_SHORT PROBLEM 1_: From the forum post about the cosmic background radiation, return the passage between "Phillip Helbig's quoted" and "directions.", inclusive, copied word for word.

_PASSAGE GIVEN_:
+---+

On Jun 27, 1:52 pm, "
wrote:
On 26 Jun, 10:35, Chalky wrote:
....

You have thus missed my real point, which is as follows:

Closer to us than the surface of last scattering, we should 'see'
successively closer shells of successively cooler gas, which should
emit thermal radiation, according to temperature. However, if the
temperature increases with redshift, and that radiation is, by
definition, redshifted by that redshift, all successive shells should
reinforce a black body 2.7K spectrum, when measured in the here and
now.

Rephrase it slightly - after correction for
the red shift, more distant neutral hydrogen
clouds, which were essentially in equilibrium
with the apparent temperature of the CMBR to
which they were exposed, should have higher
temperatures.

In fact that has been observed.

I agree, as does Jonathan Thornberg, apparently, in his posting
earlier.

However, I doubt that neutral hydrogen is the only thing which obeys
the basic rules of thermodynamics.

Phillip Helbig's quoted dark matter "bricks" would, I expect, be at
thermal equilibrium too.

Interesting, this term thermal equilibrium. It means the matter
(whatever it is) is emitting and absorbing thermal radiation in equal
measure.

Each lump of matter has the CMBR from the past, arriving from all
directions.
Each lump of matter must radiate as much as it absorbs, for thermal
equilibrium to be maintained.

So, is the theta and phi mapping of the CMBR a direct map of density
fluctuations at z=1069? That seems hardly likely once the above
described mechanism for maintaining thermal equilibrium in
intergalactic space therebetween, is taken into account.


Chalky.

+---+

_MATERIAL FOR THE TASK_:
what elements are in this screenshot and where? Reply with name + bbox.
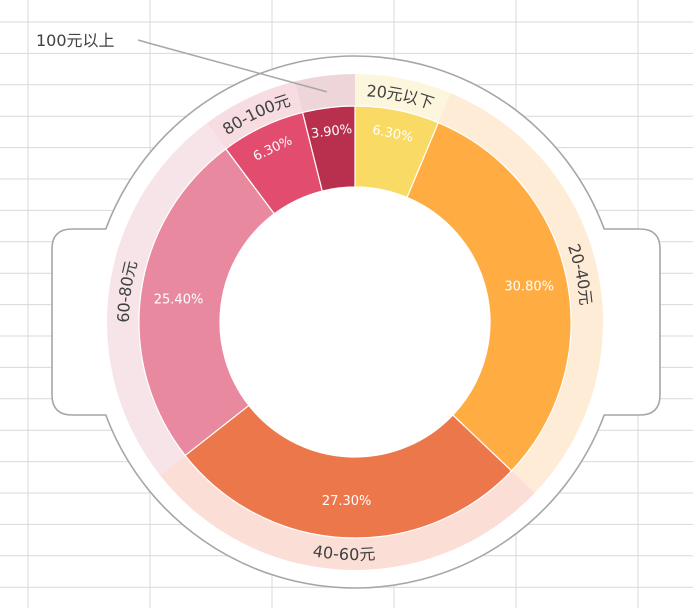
callout-leader-line	[137, 39, 327, 93]
outer-ring	[106, 74, 603, 570]
outer-ring-slice	[206, 81, 303, 149]
pie-slice	[138, 148, 276, 457]
data-label: 27.30%	[322, 494, 372, 509]
outer-ring-slice	[294, 74, 355, 113]
callout-label: 100元以上	[36, 31, 115, 50]
inner-ring	[138, 105, 572, 539]
pie-slice	[301, 105, 356, 192]
outer-ring-slice	[438, 93, 603, 493]
data-label: 30.80%	[504, 279, 554, 294]
category-label: 40-60元	[311, 541, 375, 564]
data-label: 3.90%	[310, 122, 353, 142]
data-label: 25.40%	[154, 293, 204, 308]
outer-ring-slice	[160, 455, 535, 570]
callout: 100元以上	[36, 31, 327, 93]
outer-ring-slice	[355, 74, 451, 123]
outer-ring-slice	[106, 123, 226, 476]
pie-slice	[184, 404, 513, 539]
pie-slice	[406, 121, 572, 472]
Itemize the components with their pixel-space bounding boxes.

+---+

_SHORT PROBLEM 2_: Output as a JSON list of strings the listing lines between the lines holding "39, 327, 93]" and "105, 572, 539]", inclusive, with one string per line and blank lines skipped.

_SOLUTION 1_:
Phillip Helbig's quoted dark matter "bricks" would, I expect, be at
thermal equilibrium too.

Interesting, this term thermal equilibrium. It means the matter
(whatever it is) is emitting and absorbing thermal radiation in equal
measure.

Each lump of matter has the CMBR from the past, arriving from all
directions.

_SOLUTION 2_:
[
  "callout-leader-line\t[137, 39, 327, 93]",
  "outer-ring\t[106, 74, 603, 570]",
  "outer-ring-slice\t[206, 81, 303, 149]",
  "pie-slice\t[138, 148, 276, 457]",
  "data-label: 27.30%\t[322, 494, 372, 509]",
  "outer-ring-slice\t[294, 74, 355, 113]",
  "callout-label: 100元以上\t[36, 31, 115, 50]",
  "inner-ring\t[138, 105, 572, 539]"
]